## BEGIN DATA FOR THIS EXERCISE
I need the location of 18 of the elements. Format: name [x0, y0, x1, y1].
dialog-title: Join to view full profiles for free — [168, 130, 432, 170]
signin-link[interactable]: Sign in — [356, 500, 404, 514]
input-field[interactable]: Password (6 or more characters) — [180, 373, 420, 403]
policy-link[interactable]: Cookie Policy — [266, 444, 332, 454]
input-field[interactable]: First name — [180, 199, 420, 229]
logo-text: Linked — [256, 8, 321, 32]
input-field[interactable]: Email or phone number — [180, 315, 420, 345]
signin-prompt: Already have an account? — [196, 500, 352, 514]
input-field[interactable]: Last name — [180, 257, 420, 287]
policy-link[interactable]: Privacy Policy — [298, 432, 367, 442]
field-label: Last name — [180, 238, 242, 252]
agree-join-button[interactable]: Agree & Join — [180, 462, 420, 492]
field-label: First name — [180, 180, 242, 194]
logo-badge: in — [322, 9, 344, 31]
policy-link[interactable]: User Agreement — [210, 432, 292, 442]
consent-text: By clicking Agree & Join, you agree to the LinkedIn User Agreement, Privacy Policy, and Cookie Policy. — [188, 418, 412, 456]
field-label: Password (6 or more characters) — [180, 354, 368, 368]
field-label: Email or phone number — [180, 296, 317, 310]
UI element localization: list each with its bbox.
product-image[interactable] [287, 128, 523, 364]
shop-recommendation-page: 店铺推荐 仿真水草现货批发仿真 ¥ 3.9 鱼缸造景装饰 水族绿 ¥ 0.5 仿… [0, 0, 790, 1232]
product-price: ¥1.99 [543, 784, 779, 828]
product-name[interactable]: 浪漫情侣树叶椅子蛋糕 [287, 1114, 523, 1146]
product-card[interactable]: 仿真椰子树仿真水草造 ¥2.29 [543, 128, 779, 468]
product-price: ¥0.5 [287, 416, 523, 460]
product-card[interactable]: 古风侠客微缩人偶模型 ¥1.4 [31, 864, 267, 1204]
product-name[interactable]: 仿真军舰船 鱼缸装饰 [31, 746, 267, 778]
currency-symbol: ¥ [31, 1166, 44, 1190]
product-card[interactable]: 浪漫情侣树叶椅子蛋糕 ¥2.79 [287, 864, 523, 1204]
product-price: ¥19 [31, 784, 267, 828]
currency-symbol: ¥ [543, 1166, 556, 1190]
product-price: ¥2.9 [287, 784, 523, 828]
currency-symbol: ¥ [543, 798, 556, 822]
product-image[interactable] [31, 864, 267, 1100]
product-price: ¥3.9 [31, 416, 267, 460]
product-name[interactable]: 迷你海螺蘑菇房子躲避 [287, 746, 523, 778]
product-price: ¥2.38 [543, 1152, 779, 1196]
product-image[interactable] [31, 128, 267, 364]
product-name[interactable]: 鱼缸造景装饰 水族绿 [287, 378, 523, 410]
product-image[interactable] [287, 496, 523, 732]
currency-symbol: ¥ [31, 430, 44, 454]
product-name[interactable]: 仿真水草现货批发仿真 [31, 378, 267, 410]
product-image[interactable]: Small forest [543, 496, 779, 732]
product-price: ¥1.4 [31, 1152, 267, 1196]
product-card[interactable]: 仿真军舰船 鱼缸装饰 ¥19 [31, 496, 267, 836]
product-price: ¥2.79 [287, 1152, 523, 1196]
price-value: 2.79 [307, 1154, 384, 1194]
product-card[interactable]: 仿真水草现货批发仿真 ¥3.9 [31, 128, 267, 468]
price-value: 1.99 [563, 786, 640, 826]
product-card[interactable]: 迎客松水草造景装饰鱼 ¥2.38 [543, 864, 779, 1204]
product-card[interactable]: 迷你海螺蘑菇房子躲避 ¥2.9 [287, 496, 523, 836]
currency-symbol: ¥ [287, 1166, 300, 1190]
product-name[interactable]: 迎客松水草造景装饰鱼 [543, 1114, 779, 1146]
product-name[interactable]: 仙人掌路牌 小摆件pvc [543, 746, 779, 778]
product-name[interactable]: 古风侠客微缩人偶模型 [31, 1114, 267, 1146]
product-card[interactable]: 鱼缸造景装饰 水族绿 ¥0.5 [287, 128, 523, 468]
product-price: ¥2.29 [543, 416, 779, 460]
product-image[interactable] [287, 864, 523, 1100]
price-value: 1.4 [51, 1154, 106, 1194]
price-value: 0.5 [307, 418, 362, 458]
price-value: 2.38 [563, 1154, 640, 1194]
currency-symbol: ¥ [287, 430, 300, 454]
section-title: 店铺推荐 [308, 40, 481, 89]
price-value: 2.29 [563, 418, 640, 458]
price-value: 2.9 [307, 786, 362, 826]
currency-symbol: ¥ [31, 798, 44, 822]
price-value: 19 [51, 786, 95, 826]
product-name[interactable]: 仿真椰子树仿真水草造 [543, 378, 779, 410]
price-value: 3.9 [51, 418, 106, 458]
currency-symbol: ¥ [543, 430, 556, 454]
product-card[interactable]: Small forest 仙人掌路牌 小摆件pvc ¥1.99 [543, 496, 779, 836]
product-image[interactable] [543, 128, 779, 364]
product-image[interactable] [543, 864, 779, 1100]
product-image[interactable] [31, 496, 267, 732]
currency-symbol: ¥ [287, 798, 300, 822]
## END DATA FOR THIS EXERCISE
**GIVEN PROBLEM**
Copy all of the data above line for line, with no changes.

**SOLUTION TO THE PROBLEM**
I need the location of 18 of the elements. Format: name [x0, y0, x1, y1].
dialog-title: Join to view full profiles for free — [168, 130, 432, 170]
signin-link[interactable]: Sign in — [356, 500, 404, 514]
input-field[interactable]: Password (6 or more characters) — [180, 373, 420, 403]
policy-link[interactable]: Cookie Policy — [266, 444, 332, 454]
input-field[interactable]: First name — [180, 199, 420, 229]
logo-text: Linked — [256, 8, 321, 32]
input-field[interactable]: Email or phone number — [180, 315, 420, 345]
signin-prompt: Already have an account? — [196, 500, 352, 514]
input-field[interactable]: Last name — [180, 257, 420, 287]
policy-link[interactable]: Privacy Policy — [298, 432, 367, 442]
field-label: Last name — [180, 238, 242, 252]
agree-join-button[interactable]: Agree & Join — [180, 462, 420, 492]
field-label: First name — [180, 180, 242, 194]
logo-badge: in — [322, 9, 344, 31]
policy-link[interactable]: User Agreement — [210, 432, 292, 442]
consent-text: By clicking Agree & Join, you agree to the LinkedIn User Agreement, Privacy Policy, and Cookie Policy. — [188, 418, 412, 456]
field-label: Password (6 or more characters) — [180, 354, 368, 368]
field-label: Email or phone number — [180, 296, 317, 310]
UI element localization: list each with its bbox.
product-image[interactable] [287, 128, 523, 364]
shop-recommendation-page: 店铺推荐 仿真水草现货批发仿真 ¥ 3.9 鱼缸造景装饰 水族绿 ¥ 0.5 仿… [0, 0, 790, 1232]
product-price: ¥1.99 [543, 784, 779, 828]
product-name[interactable]: 浪漫情侣树叶椅子蛋糕 [287, 1114, 523, 1146]
product-card[interactable]: 仿真椰子树仿真水草造 ¥2.29 [543, 128, 779, 468]
product-price: ¥0.5 [287, 416, 523, 460]
product-card[interactable]: 古风侠客微缩人偶模型 ¥1.4 [31, 864, 267, 1204]
product-name[interactable]: 仿真军舰船 鱼缸装饰 [31, 746, 267, 778]
currency-symbol: ¥ [31, 1166, 44, 1190]
product-card[interactable]: 浪漫情侣树叶椅子蛋糕 ¥2.79 [287, 864, 523, 1204]
product-price: ¥19 [31, 784, 267, 828]
currency-symbol: ¥ [543, 1166, 556, 1190]
product-price: ¥2.9 [287, 784, 523, 828]
currency-symbol: ¥ [543, 798, 556, 822]
product-image[interactable] [31, 864, 267, 1100]
product-price: ¥3.9 [31, 416, 267, 460]
product-name[interactable]: 迷你海螺蘑菇房子躲避 [287, 746, 523, 778]
product-price: ¥2.38 [543, 1152, 779, 1196]
product-image[interactable] [31, 128, 267, 364]
product-name[interactable]: 鱼缸造景装饰 水族绿 [287, 378, 523, 410]
product-image[interactable] [287, 496, 523, 732]
currency-symbol: ¥ [31, 430, 44, 454]
product-name[interactable]: 仿真水草现货批发仿真 [31, 378, 267, 410]
product-image[interactable]: Small forest [543, 496, 779, 732]
product-price: ¥1.4 [31, 1152, 267, 1196]
product-card[interactable]: 仿真军舰船 鱼缸装饰 ¥19 [31, 496, 267, 836]
product-price: ¥2.79 [287, 1152, 523, 1196]
price-value: 2.79 [307, 1154, 384, 1194]
product-card[interactable]: 仿真水草现货批发仿真 ¥3.9 [31, 128, 267, 468]
price-value: 1.99 [563, 786, 640, 826]
product-card[interactable]: 迎客松水草造景装饰鱼 ¥2.38 [543, 864, 779, 1204]
product-card[interactable]: 迷你海螺蘑菇房子躲避 ¥2.9 [287, 496, 523, 836]
currency-symbol: ¥ [287, 1166, 300, 1190]
product-name[interactable]: 迎客松水草造景装饰鱼 [543, 1114, 779, 1146]
product-name[interactable]: 仙人掌路牌 小摆件pvc [543, 746, 779, 778]
product-name[interactable]: 古风侠客微缩人偶模型 [31, 1114, 267, 1146]
product-card[interactable]: 鱼缸造景装饰 水族绿 ¥0.5 [287, 128, 523, 468]
product-price: ¥2.29 [543, 416, 779, 460]
product-image[interactable] [287, 864, 523, 1100]
price-value: 1.4 [51, 1154, 106, 1194]
price-value: 0.5 [307, 418, 362, 458]
price-value: 2.38 [563, 1154, 640, 1194]
currency-symbol: ¥ [287, 430, 300, 454]
section-title: 店铺推荐 [308, 40, 481, 89]
price-value: 2.29 [563, 418, 640, 458]
price-value: 2.9 [307, 786, 362, 826]
currency-symbol: ¥ [31, 798, 44, 822]
price-value: 19 [51, 786, 95, 826]
product-name[interactable]: 仿真椰子树仿真水草造 [543, 378, 779, 410]
price-value: 3.9 [51, 418, 106, 458]
currency-symbol: ¥ [543, 430, 556, 454]
product-card[interactable]: Small forest 仙人掌路牌 小摆件pvc ¥1.99 [543, 496, 779, 836]
product-image[interactable] [543, 128, 779, 364]
product-image[interactable] [543, 864, 779, 1100]
product-image[interactable] [31, 496, 267, 732]
currency-symbol: ¥ [287, 798, 300, 822]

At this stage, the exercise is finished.